__OBJECTIVE__
In the listing below, count the lines containing the string "would" and state only the number.

__SUPPLIED MATERIAL__

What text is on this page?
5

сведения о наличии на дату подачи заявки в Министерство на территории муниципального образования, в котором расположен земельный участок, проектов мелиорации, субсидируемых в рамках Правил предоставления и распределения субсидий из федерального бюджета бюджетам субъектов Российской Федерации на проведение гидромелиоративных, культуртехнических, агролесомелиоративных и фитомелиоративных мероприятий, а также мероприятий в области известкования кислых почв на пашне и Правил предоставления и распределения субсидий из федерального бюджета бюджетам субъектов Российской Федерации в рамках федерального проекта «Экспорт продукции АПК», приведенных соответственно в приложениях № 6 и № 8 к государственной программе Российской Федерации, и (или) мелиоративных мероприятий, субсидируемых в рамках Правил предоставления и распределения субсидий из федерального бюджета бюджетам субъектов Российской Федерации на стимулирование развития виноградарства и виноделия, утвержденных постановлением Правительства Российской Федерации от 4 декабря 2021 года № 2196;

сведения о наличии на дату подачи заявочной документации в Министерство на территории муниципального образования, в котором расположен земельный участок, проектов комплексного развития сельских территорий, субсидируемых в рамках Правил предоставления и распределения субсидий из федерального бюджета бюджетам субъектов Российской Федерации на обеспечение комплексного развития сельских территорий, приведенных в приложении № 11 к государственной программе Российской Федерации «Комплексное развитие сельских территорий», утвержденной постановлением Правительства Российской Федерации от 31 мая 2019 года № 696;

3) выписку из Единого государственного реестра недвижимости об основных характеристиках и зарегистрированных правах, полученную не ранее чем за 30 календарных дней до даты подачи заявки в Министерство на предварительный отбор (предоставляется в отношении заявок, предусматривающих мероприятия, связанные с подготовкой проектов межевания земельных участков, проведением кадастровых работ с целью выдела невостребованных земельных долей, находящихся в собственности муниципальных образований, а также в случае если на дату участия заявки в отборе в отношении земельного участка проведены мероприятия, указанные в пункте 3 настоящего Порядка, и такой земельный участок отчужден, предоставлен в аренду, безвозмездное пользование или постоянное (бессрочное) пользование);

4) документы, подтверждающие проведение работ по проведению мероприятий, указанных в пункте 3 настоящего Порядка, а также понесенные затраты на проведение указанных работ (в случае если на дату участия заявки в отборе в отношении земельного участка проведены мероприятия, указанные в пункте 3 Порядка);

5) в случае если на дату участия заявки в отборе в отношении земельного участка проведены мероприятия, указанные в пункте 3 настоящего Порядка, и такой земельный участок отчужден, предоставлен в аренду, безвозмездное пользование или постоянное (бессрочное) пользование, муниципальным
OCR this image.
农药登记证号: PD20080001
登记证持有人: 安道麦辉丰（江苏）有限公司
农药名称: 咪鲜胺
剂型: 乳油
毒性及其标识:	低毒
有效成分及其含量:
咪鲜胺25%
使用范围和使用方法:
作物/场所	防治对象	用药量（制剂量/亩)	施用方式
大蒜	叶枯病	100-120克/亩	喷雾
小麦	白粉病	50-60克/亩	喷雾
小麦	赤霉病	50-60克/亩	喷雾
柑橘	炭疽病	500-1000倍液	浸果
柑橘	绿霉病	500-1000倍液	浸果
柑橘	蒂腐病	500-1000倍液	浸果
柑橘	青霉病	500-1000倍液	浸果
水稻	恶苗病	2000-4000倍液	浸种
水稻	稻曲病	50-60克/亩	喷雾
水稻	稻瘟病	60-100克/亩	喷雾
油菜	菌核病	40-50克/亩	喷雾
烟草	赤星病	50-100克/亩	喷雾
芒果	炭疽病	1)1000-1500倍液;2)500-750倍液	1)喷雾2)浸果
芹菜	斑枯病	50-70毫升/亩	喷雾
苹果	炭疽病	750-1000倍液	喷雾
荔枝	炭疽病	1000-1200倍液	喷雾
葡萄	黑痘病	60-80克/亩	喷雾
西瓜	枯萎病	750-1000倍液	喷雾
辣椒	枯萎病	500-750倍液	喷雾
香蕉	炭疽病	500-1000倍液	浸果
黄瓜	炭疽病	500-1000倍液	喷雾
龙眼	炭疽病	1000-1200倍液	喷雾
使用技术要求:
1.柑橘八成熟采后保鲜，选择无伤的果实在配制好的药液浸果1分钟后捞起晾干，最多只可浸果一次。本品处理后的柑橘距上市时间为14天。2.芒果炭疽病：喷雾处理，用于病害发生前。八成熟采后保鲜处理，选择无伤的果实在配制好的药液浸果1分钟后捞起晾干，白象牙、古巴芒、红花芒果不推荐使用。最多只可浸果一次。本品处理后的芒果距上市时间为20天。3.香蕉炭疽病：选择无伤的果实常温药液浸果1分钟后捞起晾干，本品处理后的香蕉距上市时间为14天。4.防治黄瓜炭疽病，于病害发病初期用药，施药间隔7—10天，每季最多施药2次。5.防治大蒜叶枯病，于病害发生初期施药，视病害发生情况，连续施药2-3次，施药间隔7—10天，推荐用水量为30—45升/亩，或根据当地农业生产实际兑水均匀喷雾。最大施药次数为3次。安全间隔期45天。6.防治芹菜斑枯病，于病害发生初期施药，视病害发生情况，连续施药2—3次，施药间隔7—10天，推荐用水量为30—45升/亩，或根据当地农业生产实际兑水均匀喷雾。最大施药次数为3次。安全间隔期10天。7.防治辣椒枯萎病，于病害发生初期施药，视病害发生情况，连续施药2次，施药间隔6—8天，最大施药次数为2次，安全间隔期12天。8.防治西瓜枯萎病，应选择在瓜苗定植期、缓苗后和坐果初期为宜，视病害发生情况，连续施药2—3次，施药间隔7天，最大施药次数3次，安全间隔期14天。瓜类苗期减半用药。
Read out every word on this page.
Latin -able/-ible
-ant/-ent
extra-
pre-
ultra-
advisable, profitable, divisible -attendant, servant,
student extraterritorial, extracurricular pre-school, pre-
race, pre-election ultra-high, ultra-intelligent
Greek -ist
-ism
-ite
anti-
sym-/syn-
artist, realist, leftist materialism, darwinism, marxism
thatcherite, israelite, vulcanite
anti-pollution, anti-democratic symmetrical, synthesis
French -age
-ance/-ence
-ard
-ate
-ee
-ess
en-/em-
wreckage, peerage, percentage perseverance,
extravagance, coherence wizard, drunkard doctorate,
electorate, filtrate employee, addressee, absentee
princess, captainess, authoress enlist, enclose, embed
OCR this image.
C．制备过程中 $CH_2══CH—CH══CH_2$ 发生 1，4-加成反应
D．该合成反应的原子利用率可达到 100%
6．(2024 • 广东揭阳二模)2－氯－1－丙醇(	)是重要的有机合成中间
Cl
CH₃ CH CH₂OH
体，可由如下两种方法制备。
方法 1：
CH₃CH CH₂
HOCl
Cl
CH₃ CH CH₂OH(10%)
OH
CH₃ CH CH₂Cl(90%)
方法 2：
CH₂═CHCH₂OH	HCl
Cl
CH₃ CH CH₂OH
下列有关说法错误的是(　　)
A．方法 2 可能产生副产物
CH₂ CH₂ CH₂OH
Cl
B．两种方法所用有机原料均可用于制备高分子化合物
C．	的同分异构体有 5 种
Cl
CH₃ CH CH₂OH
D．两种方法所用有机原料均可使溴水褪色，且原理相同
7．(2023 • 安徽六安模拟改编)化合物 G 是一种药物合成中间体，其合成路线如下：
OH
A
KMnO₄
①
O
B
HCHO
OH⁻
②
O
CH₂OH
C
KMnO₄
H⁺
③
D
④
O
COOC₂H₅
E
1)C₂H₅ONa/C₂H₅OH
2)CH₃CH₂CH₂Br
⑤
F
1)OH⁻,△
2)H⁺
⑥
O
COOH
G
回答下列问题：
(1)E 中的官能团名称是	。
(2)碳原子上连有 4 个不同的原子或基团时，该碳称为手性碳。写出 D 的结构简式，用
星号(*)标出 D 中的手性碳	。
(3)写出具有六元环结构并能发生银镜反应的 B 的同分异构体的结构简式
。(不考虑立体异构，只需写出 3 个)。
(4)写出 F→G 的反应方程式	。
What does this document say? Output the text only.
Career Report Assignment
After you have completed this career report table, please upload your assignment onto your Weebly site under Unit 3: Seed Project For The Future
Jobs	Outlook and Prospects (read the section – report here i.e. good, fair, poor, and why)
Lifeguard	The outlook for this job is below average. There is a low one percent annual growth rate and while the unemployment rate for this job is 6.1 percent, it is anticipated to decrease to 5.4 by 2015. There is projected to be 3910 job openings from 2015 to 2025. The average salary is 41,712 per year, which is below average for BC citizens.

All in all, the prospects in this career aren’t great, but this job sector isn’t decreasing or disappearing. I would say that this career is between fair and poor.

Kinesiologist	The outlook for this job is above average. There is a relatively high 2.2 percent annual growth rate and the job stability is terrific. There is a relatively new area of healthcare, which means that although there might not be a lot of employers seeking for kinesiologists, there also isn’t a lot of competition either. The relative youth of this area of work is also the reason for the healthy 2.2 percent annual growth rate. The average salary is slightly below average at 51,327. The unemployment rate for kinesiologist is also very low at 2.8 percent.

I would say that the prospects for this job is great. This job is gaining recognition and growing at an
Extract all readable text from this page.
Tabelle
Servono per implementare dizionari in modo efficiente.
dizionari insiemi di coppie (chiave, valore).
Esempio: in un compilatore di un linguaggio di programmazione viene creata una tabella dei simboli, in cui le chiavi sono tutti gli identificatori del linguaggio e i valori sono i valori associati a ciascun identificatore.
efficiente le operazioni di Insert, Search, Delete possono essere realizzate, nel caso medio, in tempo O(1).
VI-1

__COMPLETE OUTPUT__
2